Short task
Return the lines below that carry the word "منکر".

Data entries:
# # # # # # #
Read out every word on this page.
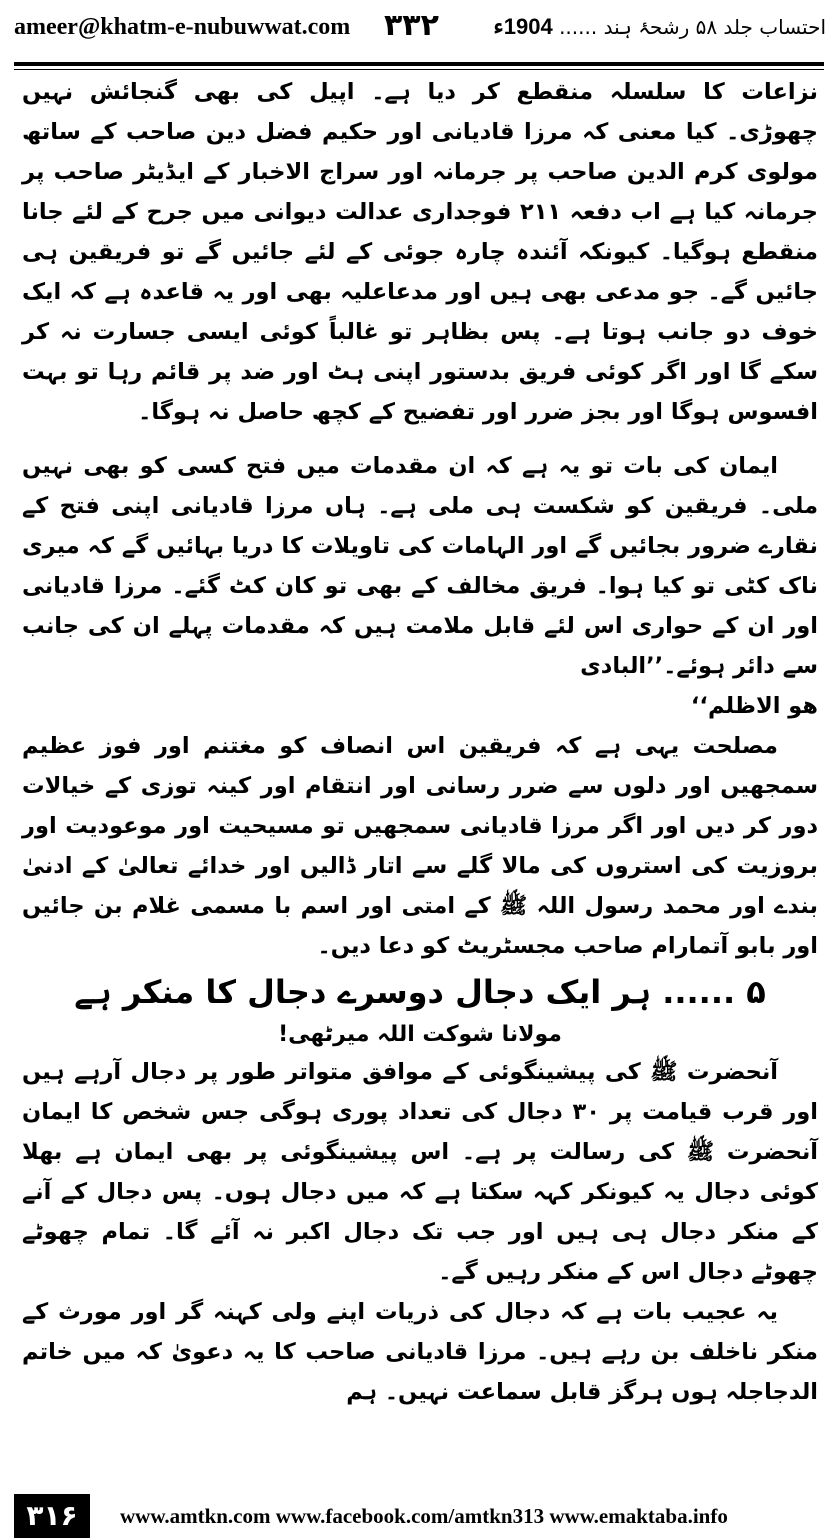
ameer@khatm-e-nubuwwat.com ۳۳۲	احتساب جلد ۵۸ رشحۂ ہند ...... 1904ء

نزاعات کا سلسلہ منقطع کر دیا ہے۔ اپیل کی بھی گنجائش نہیں چھوڑی۔ کیا معنی کہ مرزا قادیانی اور حکیم فضل دین صاحب کے ساتھ مولوی کرم الدین صاحب پر جرمانہ اور سراج الاخبار کے ایڈیٹر صاحب پر جرمانہ کیا ہے اب دفعہ ۲۱۱ فوجداری عدالت دیوانی میں جرح کے لئے جانا منقطع ہوگیا۔ کیونکہ آئندہ چارہ جوئی کے لئے جائیں گے تو فریقین ہی جائیں گے۔ جو مدعی بھی ہیں اور مدعاعلیہ بھی اور یہ قاعدہ ہے کہ ایک خوف دو جانب ہوتا ہے۔ پس بظاہر تو غالباً کوئی ایسی جسارت نہ کر سکے گا اور اگر کوئی فریق بدستور اپنی ہٹ اور ضد پر قائم رہا تو بہت افسوس ہوگا اور بجز ضرر اور تفضیح کے کچھ حاصل نہ ہوگا۔

ایمان کی بات تو یہ ہے کہ ان مقدمات میں فتح کسی کو بھی نہیں ملی۔ فریقین کو شکست ہی ملی ہے۔ ہاں مرزا قادیانی اپنی فتح کے نقارے ضرور بجائیں گے اور الہامات کی تاویلات کا دریا بہائیں گے کہ میری ناک کٹی تو کیا ہوا۔ فریق مخالف کے بھی تو کان کٹ گئے۔ مرزا قادیانی اور ان کے حواری اس لئے قابل ملامت ہیں کہ مقدمات پہلے ان کی جانب سے دائر ہوئے۔’’البادی

ھو الاظلم‘‘

مصلحت یہی ہے کہ فریقین اس انصاف کو مغتنم اور فوز عظیم سمجھیں اور دلوں سے ضرر رسانی اور انتقام اور کینہ توزی کے خیالات دور کر دیں اور اگر مرزا قادیانی سمجھیں تو مسیحیت اور موعودیت اور بروزیت کی استروں کی مالا گلے سے اتار ڈالیں اور خدائے تعالیٰ کے ادنیٰ بندے اور محمد رسول اللہ ﷺ کے امتی اور اسم با مسمی غلام بن جائیں اور بابو آتمارام صاحب مجسٹریٹ کو دعا دیں۔

۵ ...... ہر ایک دجال دوسرے دجال کا منکر ہے

مولانا شوکت اللہ میرٹھی!

آنحضرت ﷺ کی پیشینگوئی کے موافق متواتر طور پر دجال آرہے ہیں اور قرب قیامت پر ۳۰ دجال کی تعداد پوری ہوگی جس شخص کا ایمان آنحضرت ﷺ کی رسالت پر ہے۔ اس پیشینگوئی پر بھی ایمان ہے بھلا کوئی دجال یہ کیونکر کہہ سکتا ہے کہ میں دجال ہوں۔ پس دجال کے آنے کے منکر دجال ہی ہیں اور جب تک دجال اکبر نہ آئے گا۔ تمام چھوٹے چھوٹے دجال اس کے منکر رہیں گے۔

یہ عجیب بات ہے کہ دجال کی ذریات اپنے ولی کہنہ گر اور مورث کے منکر ناخلف بن رہے ہیں۔ مرزا قادیانی صاحب کا یہ دعویٰ کہ میں خاتم الدجاجلہ ہوں ہرگز قابل سماعت نہیں۔ ہم

۳۱۶	www.amtkn.com www.facebook.com/amtkn313 www.emaktaba.info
# # # # # # #
Exercise solution
۵ ...... ہر ایک دجال دوسرے دجال کا منکر ہے
آنحضرت ﷺ کی پیشینگوئی کے موافق متواتر طور پر دجال آرہے ہیں اور قرب قیامت پر ۳۰ دجال کی تعداد پوری ہوگی جس شخص کا ایمان آنحضرت ﷺ کی رسالت پر ہے۔ اس پیشینگوئی پر بھی ایمان ہے بھلا کوئی دجال یہ کیونکر کہہ سکتا ہے کہ میں دجال ہوں۔ پس دجال کے آنے کے منکر دجال ہی ہیں اور جب تک دجال اکبر نہ آئے گا۔ تمام چھوٹے چھوٹے دجال اس کے منکر رہیں گے۔
یہ عجیب بات ہے کہ دجال کی ذریات اپنے ولی کہنہ گر اور مورث کے منکر ناخلف بن رہے ہیں۔ مرزا قادیانی صاحب کا یہ دعویٰ کہ میں خاتم الدجاجلہ ہوں ہرگز قابل سماعت نہیں۔ ہم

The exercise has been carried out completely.